**Given instruction**
Check each line of the records below for the word "associate" and copy those where it appears.

**Raw data**
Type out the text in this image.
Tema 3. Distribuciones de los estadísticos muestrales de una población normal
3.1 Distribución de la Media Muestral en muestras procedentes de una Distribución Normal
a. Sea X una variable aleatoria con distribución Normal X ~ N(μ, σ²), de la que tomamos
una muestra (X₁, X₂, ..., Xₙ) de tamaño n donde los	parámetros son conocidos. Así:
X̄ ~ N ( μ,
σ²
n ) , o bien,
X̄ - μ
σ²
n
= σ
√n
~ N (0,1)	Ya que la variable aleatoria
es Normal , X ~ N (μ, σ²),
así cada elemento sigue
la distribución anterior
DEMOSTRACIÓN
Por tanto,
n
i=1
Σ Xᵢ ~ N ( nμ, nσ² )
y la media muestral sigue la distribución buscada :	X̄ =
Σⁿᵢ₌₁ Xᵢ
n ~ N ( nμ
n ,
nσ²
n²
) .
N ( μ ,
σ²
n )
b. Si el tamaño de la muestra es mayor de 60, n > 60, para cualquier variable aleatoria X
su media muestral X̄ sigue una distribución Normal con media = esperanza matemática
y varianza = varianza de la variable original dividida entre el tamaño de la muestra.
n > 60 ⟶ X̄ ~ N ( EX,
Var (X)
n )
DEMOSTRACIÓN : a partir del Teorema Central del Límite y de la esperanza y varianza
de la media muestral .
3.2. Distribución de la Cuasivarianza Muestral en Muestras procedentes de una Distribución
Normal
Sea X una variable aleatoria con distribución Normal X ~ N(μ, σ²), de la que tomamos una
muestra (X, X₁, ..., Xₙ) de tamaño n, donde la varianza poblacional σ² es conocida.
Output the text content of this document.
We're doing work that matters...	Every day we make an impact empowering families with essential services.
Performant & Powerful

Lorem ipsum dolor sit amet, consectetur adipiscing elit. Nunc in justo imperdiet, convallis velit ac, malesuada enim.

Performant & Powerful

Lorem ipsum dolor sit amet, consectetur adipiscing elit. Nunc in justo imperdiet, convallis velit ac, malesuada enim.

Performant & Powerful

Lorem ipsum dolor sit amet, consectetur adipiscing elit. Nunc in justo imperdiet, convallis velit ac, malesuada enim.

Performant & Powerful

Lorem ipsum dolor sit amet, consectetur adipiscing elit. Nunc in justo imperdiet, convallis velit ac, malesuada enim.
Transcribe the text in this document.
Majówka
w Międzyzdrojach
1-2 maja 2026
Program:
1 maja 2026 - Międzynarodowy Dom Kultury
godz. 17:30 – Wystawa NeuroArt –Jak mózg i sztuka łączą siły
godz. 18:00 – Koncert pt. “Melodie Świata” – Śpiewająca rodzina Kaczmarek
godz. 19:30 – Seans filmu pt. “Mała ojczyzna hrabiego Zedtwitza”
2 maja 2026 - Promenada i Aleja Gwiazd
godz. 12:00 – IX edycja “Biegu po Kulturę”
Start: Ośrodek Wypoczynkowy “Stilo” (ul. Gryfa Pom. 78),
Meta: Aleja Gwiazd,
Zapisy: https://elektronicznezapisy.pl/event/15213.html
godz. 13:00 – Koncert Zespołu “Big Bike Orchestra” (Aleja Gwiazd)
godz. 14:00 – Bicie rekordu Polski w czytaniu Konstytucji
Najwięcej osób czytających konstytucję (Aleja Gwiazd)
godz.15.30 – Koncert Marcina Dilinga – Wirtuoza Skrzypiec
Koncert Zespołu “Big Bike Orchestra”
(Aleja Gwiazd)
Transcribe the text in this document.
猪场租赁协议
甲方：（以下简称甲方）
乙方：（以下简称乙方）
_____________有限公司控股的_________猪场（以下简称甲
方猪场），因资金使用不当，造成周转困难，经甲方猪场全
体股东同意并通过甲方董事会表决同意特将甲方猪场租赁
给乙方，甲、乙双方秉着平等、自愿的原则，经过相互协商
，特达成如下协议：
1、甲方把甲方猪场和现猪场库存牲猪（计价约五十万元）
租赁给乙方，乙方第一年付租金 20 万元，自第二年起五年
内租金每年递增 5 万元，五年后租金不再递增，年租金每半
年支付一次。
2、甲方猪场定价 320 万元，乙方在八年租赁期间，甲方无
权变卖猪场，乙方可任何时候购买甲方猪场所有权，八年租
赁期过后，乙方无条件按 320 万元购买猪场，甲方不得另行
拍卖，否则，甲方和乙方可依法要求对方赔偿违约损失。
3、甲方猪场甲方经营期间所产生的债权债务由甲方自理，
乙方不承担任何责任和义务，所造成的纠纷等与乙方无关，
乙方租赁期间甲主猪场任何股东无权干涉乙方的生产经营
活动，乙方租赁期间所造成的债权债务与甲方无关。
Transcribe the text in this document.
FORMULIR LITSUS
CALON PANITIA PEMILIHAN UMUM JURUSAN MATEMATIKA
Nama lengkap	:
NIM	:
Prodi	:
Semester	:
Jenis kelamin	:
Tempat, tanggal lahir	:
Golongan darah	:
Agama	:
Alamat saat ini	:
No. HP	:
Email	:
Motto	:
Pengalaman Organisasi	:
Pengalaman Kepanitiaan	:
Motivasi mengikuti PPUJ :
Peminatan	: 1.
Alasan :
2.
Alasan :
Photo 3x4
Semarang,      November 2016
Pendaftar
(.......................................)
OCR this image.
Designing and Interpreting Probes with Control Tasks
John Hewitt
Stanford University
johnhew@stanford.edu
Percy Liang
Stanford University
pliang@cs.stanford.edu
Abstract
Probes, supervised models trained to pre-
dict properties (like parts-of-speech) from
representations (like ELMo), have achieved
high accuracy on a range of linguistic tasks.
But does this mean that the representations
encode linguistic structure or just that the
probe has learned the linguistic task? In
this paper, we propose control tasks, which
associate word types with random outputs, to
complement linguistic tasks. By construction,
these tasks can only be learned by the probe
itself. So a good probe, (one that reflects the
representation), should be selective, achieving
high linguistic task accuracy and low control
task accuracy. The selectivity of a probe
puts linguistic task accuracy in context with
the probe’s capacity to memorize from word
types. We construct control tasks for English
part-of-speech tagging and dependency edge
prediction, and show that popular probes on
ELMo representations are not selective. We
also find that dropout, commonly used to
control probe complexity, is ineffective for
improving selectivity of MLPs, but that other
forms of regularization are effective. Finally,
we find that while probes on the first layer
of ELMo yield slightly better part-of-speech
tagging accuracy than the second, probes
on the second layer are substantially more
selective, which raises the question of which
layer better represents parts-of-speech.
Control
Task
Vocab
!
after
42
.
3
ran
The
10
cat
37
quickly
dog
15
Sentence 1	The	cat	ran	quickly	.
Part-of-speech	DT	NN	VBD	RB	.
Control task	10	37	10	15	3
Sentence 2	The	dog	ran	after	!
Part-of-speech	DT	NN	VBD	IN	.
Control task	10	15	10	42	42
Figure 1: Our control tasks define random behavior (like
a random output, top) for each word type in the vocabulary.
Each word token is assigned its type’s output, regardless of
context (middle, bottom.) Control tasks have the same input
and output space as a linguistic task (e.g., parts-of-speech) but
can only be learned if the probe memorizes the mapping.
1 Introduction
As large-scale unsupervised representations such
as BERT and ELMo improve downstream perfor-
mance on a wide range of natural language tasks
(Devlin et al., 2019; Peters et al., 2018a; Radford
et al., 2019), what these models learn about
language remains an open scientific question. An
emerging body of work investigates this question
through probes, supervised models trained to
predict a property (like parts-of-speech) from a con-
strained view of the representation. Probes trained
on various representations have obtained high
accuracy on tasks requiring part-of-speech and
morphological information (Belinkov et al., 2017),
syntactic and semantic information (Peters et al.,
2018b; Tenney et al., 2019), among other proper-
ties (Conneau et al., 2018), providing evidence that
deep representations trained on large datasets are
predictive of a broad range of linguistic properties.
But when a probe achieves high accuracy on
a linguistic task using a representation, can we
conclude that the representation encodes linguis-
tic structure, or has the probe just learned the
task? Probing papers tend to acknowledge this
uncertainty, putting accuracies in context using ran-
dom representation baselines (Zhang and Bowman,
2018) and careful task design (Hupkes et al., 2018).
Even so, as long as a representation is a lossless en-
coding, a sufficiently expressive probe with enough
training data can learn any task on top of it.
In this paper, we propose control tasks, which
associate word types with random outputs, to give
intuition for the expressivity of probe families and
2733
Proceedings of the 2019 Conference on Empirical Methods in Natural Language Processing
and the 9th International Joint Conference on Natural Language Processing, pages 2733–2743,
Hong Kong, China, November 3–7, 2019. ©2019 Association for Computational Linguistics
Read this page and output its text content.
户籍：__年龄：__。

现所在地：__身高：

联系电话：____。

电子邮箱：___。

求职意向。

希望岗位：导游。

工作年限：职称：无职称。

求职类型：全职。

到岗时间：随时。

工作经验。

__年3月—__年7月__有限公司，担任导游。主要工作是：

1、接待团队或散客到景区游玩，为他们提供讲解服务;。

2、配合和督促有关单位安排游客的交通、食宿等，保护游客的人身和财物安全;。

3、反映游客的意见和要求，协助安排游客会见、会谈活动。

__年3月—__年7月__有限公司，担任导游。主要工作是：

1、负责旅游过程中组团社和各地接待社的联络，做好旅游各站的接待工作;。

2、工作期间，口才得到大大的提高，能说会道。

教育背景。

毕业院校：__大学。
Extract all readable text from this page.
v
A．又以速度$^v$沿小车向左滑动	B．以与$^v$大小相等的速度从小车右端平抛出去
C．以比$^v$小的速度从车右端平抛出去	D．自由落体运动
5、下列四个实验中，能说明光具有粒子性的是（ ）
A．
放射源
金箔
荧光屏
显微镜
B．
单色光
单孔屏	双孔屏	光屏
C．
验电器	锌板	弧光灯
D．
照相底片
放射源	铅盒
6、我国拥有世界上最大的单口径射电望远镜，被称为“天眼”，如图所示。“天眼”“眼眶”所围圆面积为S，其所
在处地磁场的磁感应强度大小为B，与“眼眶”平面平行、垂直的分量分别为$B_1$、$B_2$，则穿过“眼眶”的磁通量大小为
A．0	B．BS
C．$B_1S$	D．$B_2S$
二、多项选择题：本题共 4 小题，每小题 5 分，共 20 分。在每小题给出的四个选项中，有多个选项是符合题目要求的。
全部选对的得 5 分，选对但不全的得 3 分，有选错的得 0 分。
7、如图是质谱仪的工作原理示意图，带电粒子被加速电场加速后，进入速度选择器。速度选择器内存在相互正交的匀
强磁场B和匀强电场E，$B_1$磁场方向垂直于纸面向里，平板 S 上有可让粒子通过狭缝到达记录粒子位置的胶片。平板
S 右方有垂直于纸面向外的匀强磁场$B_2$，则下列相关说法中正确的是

**Reply to the task**
associate word types with random outputs, to
associate word types with random outputs, to give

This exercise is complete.